_WRITTEN TASK_.
Write out the material again exactly, please, and omit the pictures.

>> START GIVEN INFORMATION

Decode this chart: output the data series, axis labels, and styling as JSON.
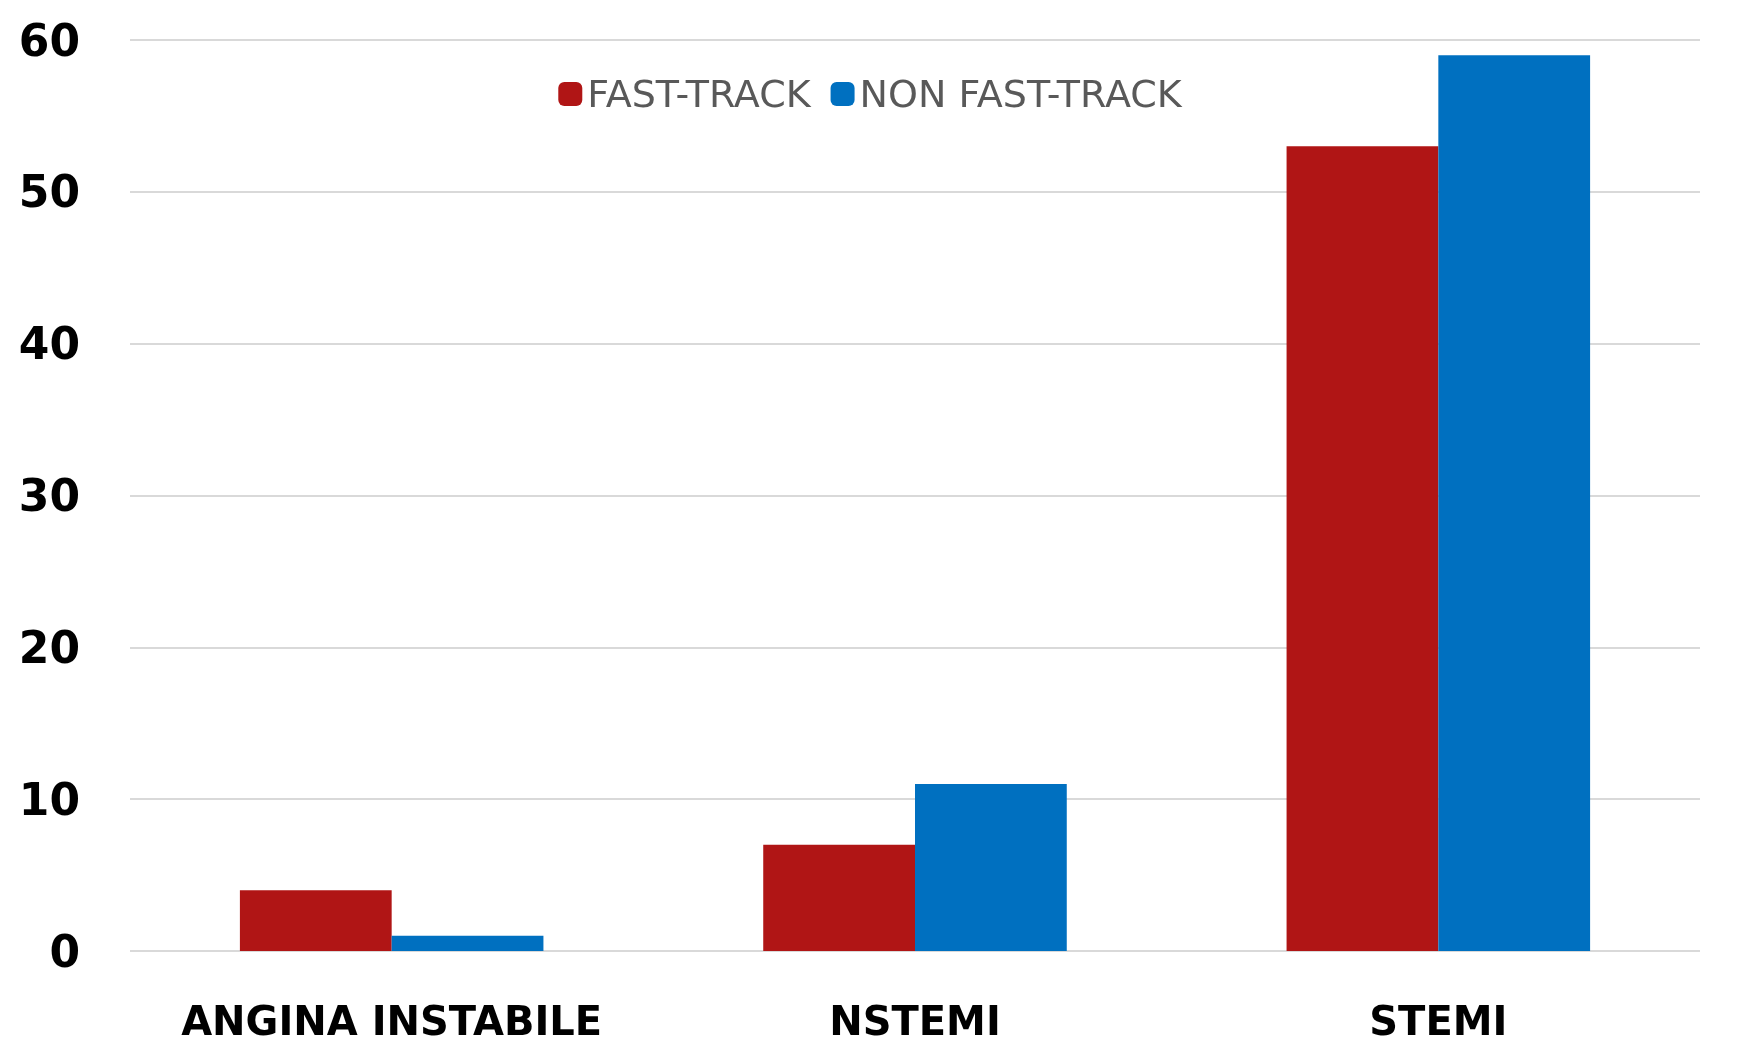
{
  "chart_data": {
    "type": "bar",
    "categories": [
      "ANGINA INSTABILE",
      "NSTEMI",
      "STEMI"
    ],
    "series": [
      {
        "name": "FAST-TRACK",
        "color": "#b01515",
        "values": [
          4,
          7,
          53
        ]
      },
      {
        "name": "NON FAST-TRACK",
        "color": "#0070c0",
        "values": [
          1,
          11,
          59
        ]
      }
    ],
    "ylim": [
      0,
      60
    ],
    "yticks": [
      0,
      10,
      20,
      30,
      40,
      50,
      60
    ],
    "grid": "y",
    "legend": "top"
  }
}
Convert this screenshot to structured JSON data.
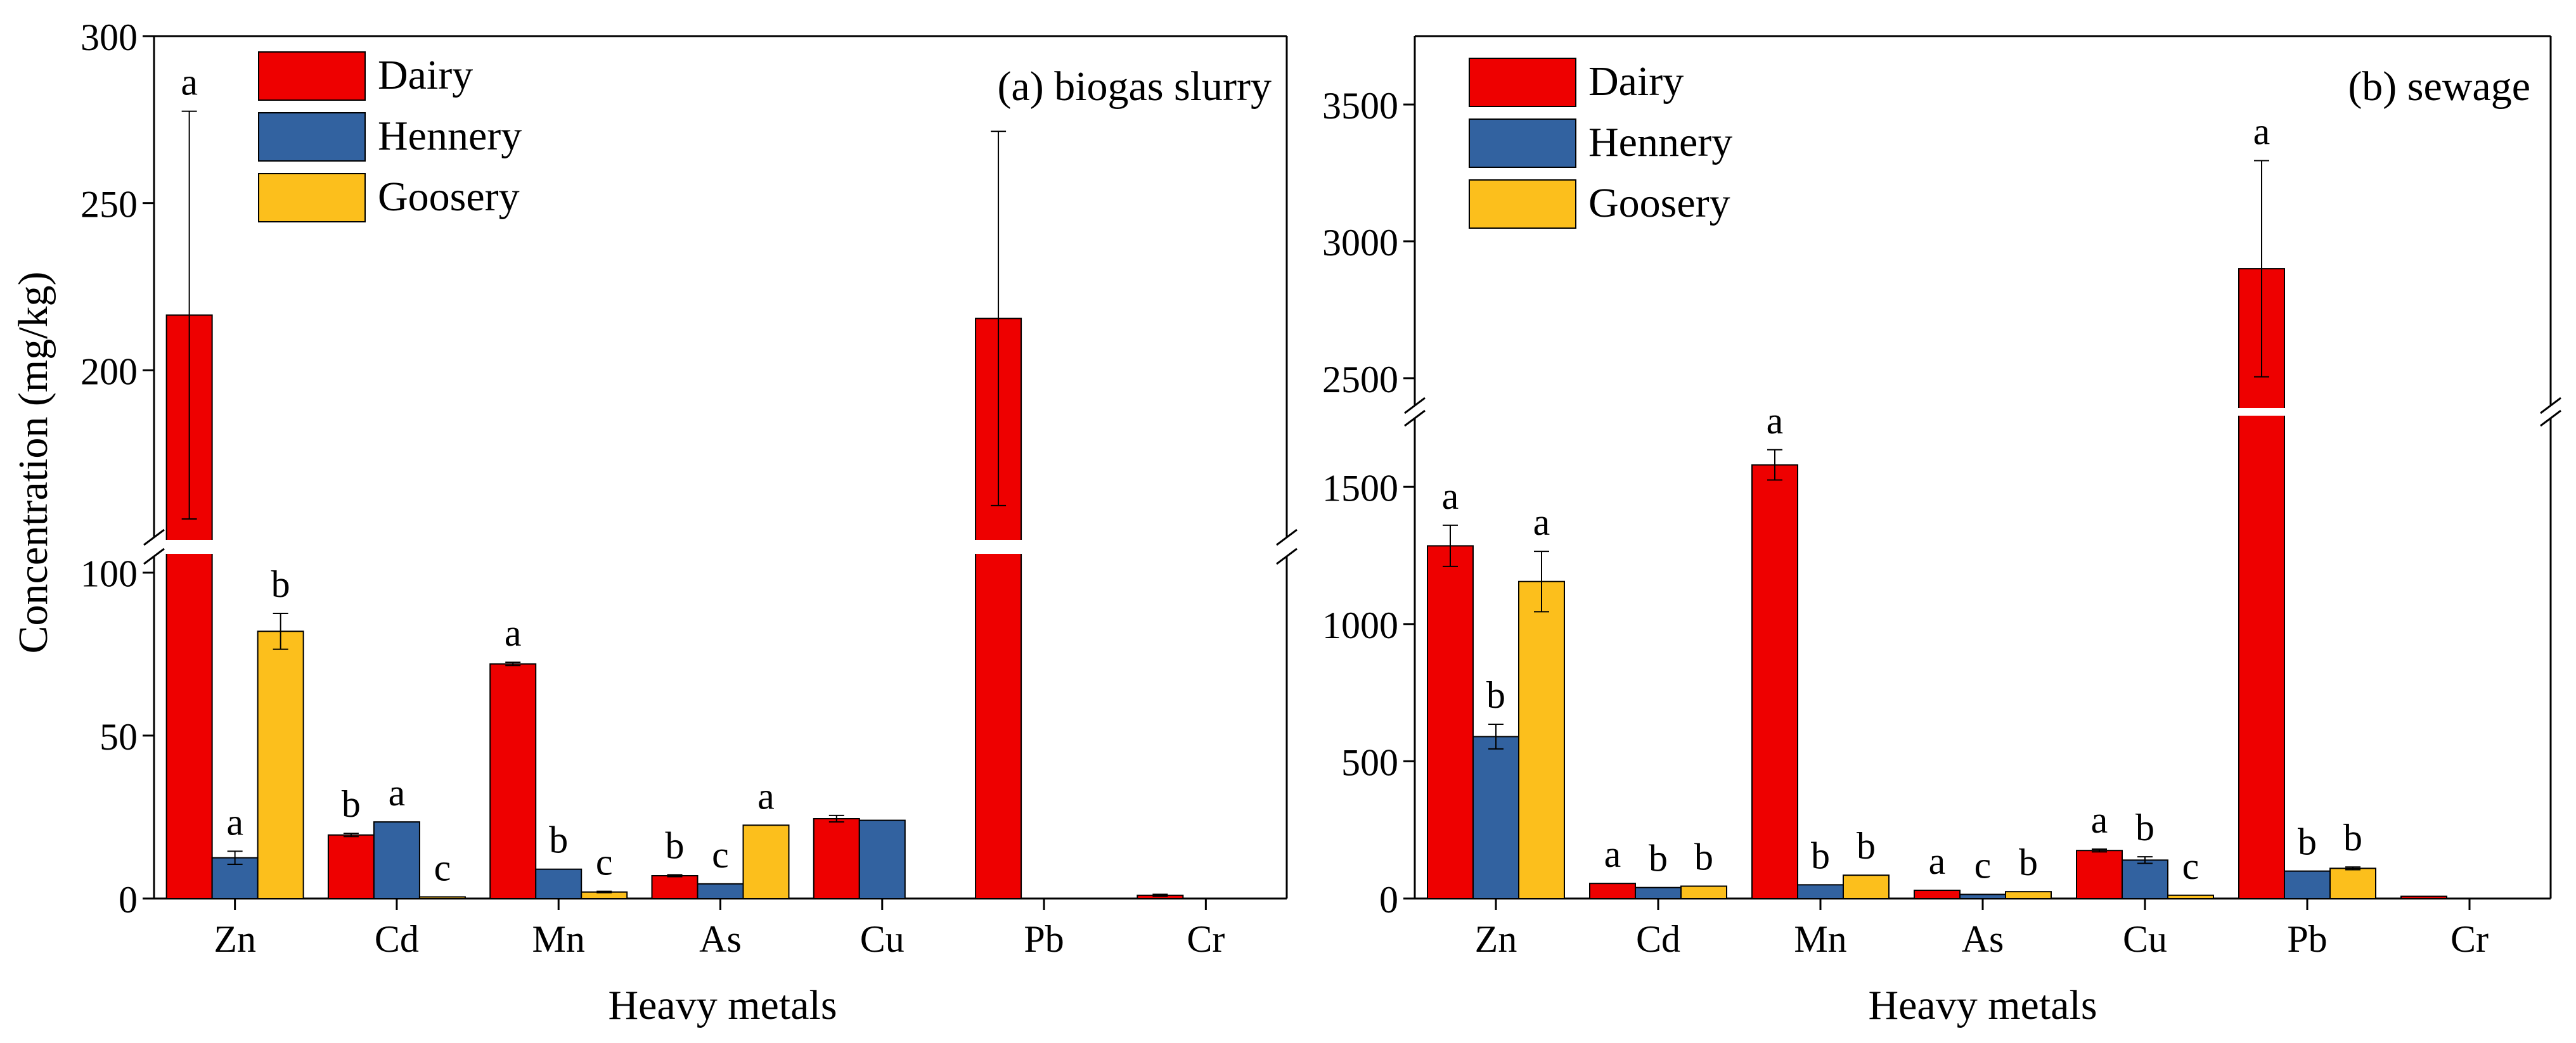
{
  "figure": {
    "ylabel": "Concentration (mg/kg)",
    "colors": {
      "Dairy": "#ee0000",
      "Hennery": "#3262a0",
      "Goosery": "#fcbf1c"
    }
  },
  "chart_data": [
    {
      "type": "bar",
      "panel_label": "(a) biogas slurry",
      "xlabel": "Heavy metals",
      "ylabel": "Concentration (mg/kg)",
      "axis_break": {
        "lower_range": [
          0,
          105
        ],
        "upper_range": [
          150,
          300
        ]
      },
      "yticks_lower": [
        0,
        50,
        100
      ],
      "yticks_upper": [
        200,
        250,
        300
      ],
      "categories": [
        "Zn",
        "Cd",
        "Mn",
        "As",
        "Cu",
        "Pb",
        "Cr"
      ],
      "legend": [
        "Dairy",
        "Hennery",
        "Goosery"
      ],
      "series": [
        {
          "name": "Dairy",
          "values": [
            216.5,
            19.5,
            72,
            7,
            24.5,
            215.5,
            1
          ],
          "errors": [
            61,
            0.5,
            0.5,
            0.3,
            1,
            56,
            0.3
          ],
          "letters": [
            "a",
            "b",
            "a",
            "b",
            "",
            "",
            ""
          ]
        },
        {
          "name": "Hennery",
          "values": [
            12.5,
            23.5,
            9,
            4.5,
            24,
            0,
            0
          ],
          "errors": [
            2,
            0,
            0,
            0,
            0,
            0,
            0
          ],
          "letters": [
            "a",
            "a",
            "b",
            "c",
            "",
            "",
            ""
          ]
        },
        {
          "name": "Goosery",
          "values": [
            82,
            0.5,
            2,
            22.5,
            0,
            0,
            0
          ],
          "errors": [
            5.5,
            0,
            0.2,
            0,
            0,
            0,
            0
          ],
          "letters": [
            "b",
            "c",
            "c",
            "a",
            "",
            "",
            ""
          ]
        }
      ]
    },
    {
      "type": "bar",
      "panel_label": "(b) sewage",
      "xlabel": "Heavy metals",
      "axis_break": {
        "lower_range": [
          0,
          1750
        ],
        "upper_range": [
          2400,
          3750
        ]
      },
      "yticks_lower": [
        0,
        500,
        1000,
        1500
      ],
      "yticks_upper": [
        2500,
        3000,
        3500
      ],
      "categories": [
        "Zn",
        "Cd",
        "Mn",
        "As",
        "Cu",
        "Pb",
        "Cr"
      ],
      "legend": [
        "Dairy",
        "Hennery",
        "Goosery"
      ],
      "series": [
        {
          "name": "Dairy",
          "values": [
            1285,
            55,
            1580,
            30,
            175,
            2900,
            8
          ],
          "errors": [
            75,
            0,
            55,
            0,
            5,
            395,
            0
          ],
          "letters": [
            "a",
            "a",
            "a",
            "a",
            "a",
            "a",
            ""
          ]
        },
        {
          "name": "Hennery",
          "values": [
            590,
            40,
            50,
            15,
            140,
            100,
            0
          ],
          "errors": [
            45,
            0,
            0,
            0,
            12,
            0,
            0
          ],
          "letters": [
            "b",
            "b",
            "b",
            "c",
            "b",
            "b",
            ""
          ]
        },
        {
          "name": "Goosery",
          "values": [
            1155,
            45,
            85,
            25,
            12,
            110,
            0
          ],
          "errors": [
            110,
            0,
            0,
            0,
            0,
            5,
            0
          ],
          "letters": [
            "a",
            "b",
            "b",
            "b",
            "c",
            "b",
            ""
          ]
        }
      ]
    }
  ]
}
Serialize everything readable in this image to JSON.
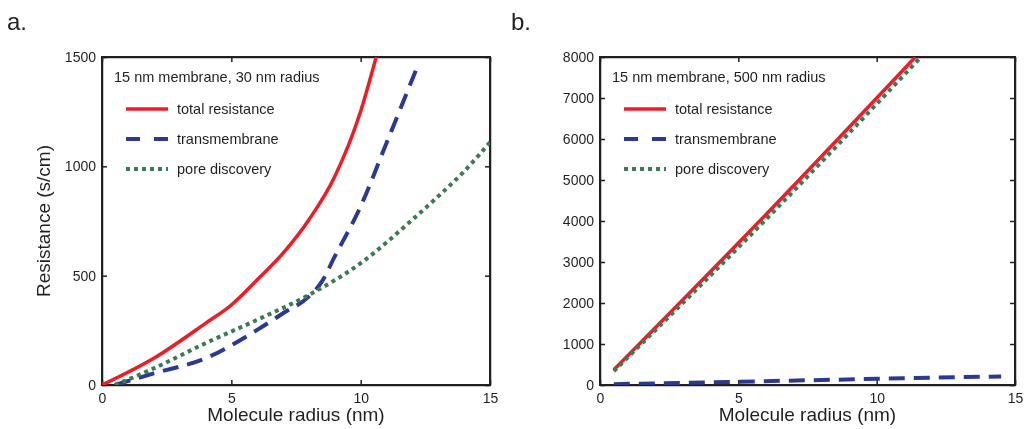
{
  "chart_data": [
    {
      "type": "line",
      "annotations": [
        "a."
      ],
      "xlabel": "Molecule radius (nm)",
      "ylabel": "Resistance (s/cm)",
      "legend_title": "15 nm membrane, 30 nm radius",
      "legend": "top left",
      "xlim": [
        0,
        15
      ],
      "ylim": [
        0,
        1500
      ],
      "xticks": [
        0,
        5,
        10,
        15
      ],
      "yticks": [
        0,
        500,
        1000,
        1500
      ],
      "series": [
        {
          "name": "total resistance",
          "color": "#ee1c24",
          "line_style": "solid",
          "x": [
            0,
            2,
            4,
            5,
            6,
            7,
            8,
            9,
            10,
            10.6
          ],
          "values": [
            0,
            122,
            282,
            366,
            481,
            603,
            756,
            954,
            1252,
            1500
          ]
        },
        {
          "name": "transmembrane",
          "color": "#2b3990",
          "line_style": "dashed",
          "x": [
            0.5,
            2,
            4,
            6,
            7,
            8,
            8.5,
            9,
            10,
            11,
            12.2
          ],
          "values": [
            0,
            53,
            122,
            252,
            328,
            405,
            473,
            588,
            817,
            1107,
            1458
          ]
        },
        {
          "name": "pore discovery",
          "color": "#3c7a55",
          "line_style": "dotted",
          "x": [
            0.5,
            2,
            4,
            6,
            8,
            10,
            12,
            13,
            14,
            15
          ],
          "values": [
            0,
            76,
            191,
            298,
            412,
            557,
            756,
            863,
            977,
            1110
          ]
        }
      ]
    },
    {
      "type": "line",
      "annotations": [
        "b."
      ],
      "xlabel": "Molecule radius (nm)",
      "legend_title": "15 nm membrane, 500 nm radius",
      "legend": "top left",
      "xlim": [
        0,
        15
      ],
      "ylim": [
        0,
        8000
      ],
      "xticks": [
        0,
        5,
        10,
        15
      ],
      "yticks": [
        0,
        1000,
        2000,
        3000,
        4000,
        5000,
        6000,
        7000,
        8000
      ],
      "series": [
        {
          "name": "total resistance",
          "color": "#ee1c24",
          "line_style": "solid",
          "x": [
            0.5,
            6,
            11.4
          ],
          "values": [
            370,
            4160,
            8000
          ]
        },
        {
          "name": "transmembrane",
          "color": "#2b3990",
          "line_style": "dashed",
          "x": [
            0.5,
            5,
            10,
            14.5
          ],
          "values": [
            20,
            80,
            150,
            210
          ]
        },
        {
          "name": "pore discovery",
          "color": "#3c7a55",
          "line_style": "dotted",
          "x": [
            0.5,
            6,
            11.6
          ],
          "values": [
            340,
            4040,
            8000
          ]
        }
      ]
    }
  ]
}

>> END GIVEN INFORMATION

_REPLY TO THE TASK_.
Decode this chart: output the data series, axis labels, and styling as JSON.
{
  "chart_data": {
    "type": "bar",
    "categories": [
      "ANGINA INSTABILE",
      "NSTEMI",
      "STEMI"
    ],
    "series": [
      {
        "name": "FAST-TRACK",
        "color": "#b01515",
        "values": [
          4,
          7,
          53
        ]
      },
      {
        "name": "NON FAST-TRACK",
        "color": "#0070c0",
        "values": [
          1,
          11,
          59
        ]
      }
    ],
    "ylim": [
      0,
      60
    ],
    "yticks": [
      0,
      10,
      20,
      30,
      40,
      50,
      60
    ],
    "grid": "y",
    "legend": "top"
  }
}
Convert this screenshot to structured JSON data.
{
  "figure": {
    "ylabel": "Concentration (mg/kg)",
    "colors": {
      "Dairy": "#ee0000",
      "Hennery": "#3262a0",
      "Goosery": "#fcbf1c"
    }
  },
  "chart_data": [
    {
      "type": "bar",
      "panel_label": "(a) biogas slurry",
      "xlabel": "Heavy metals",
      "ylabel": "Concentration (mg/kg)",
      "axis_break": {
        "lower_range": [
          0,
          105
        ],
        "upper_range": [
          150,
          300
        ]
      },
      "yticks_lower": [
        0,
        50,
        100
      ],
      "yticks_upper": [
        200,
        250,
        300
      ],
      "categories": [
        "Zn",
        "Cd",
        "Mn",
        "As",
        "Cu",
        "Pb",
        "Cr"
      ],
      "legend": [
        "Dairy",
        "Hennery",
        "Goosery"
      ],
      "series": [
        {
          "name": "Dairy",
          "values": [
            216.5,
            19.5,
            72,
            7,
            24.5,
            215.5,
            1
          ],
          "errors": [
            61,
            0.5,
            0.5,
            0.3,
            1,
            56,
            0.3
          ],
          "letters": [
            "a",
            "b",
            "a",
            "b",
            "",
            "",
            ""
          ]
        },
        {
          "name": "Hennery",
          "values": [
            12.5,
            23.5,
            9,
            4.5,
            24,
            0,
            0
          ],
          "errors": [
            2,
            0,
            0,
            0,
            0,
            0,
            0
          ],
          "letters": [
            "a",
            "a",
            "b",
            "c",
            "",
            "",
            ""
          ]
        },
        {
          "name": "Goosery",
          "values": [
            82,
            0.5,
            2,
            22.5,
            0,
            0,
            0
          ],
          "errors": [
            5.5,
            0,
            0.2,
            0,
            0,
            0,
            0
          ],
          "letters": [
            "b",
            "c",
            "c",
            "a",
            "",
            "",
            ""
          ]
        }
      ]
    },
    {
      "type": "bar",
      "panel_label": "(b) sewage",
      "xlabel": "Heavy metals",
      "axis_break": {
        "lower_range": [
          0,
          1750
        ],
        "upper_range": [
          2400,
          3750
        ]
      },
      "yticks_lower": [
        0,
        500,
        1000,
        1500
      ],
      "yticks_upper": [
        2500,
        3000,
        3500
      ],
      "categories": [
        "Zn",
        "Cd",
        "Mn",
        "As",
        "Cu",
        "Pb",
        "Cr"
      ],
      "legend": [
        "Dairy",
        "Hennery",
        "Goosery"
      ],
      "series": [
        {
          "name": "Dairy",
          "values": [
            1285,
            55,
            1580,
            30,
            175,
            2900,
            8
          ],
          "errors": [
            75,
            0,
            55,
            0,
            5,
            395,
            0
          ],
          "letters": [
            "a",
            "a",
            "a",
            "a",
            "a",
            "a",
            ""
          ]
        },
        {
          "name": "Hennery",
          "values": [
            590,
            40,
            50,
            15,
            140,
            100,
            0
          ],
          "errors": [
            45,
            0,
            0,
            0,
            12,
            0,
            0
          ],
          "letters": [
            "b",
            "b",
            "b",
            "c",
            "b",
            "b",
            ""
          ]
        },
        {
          "name": "Goosery",
          "values": [
            1155,
            45,
            85,
            25,
            12,
            110,
            0
          ],
          "errors": [
            110,
            0,
            0,
            0,
            0,
            5,
            0
          ],
          "letters": [
            "a",
            "b",
            "b",
            "b",
            "c",
            "b",
            ""
          ]
        }
      ]
    }
  ]
}
Serialize everything readable in this image to JSON.
{
  "chart_data": [
    {
      "type": "line",
      "annotations": [
        "a."
      ],
      "xlabel": "Molecule radius (nm)",
      "ylabel": "Resistance (s/cm)",
      "legend_title": "15 nm membrane, 30 nm radius",
      "legend": "top left",
      "xlim": [
        0,
        15
      ],
      "ylim": [
        0,
        1500
      ],
      "xticks": [
        0,
        5,
        10,
        15
      ],
      "yticks": [
        0,
        500,
        1000,
        1500
      ],
      "series": [
        {
          "name": "total resistance",
          "color": "#ee1c24",
          "line_style": "solid",
          "x": [
            0,
            2,
            4,
            5,
            6,
            7,
            8,
            9,
            10,
            10.6
          ],
          "values": [
            0,
            122,
            282,
            366,
            481,
            603,
            756,
            954,
            1252,
            1500
          ]
        },
        {
          "name": "transmembrane",
          "color": "#2b3990",
          "line_style": "dashed",
          "x": [
            0.5,
            2,
            4,
            6,
            7,
            8,
            8.5,
            9,
            10,
            11,
            12.2
          ],
          "values": [
            0,
            53,
            122,
            252,
            328,
            405,
            473,
            588,
            817,
            1107,
            1458
          ]
        },
        {
          "name": "pore discovery",
          "color": "#3c7a55",
          "line_style": "dotted",
          "x": [
            0.5,
            2,
            4,
            6,
            8,
            10,
            12,
            13,
            14,
            15
          ],
          "values": [
            0,
            76,
            191,
            298,
            412,
            557,
            756,
            863,
            977,
            1110
          ]
        }
      ]
    },
    {
      "type": "line",
      "annotations": [
        "b."
      ],
      "xlabel": "Molecule radius (nm)",
      "legend_title": "15 nm membrane, 500 nm radius",
      "legend": "top left",
      "xlim": [
        0,
        15
      ],
      "ylim": [
        0,
        8000
      ],
      "xticks": [
        0,
        5,
        10,
        15
      ],
      "yticks": [
        0,
        1000,
        2000,
        3000,
        4000,
        5000,
        6000,
        7000,
        8000
      ],
      "series": [
        {
          "name": "total resistance",
          "color": "#ee1c24",
          "line_style": "solid",
          "x": [
            0.5,
            6,
            11.4
          ],
          "values": [
            370,
            4160,
            8000
          ]
        },
        {
          "name": "transmembrane",
          "color": "#2b3990",
          "line_style": "dashed",
          "x": [
            0.5,
            5,
            10,
            14.5
          ],
          "values": [
            20,
            80,
            150,
            210
          ]
        },
        {
          "name": "pore discovery",
          "color": "#3c7a55",
          "line_style": "dotted",
          "x": [
            0.5,
            6,
            11.6
          ],
          "values": [
            340,
            4040,
            8000
          ]
        }
      ]
    }
  ]
}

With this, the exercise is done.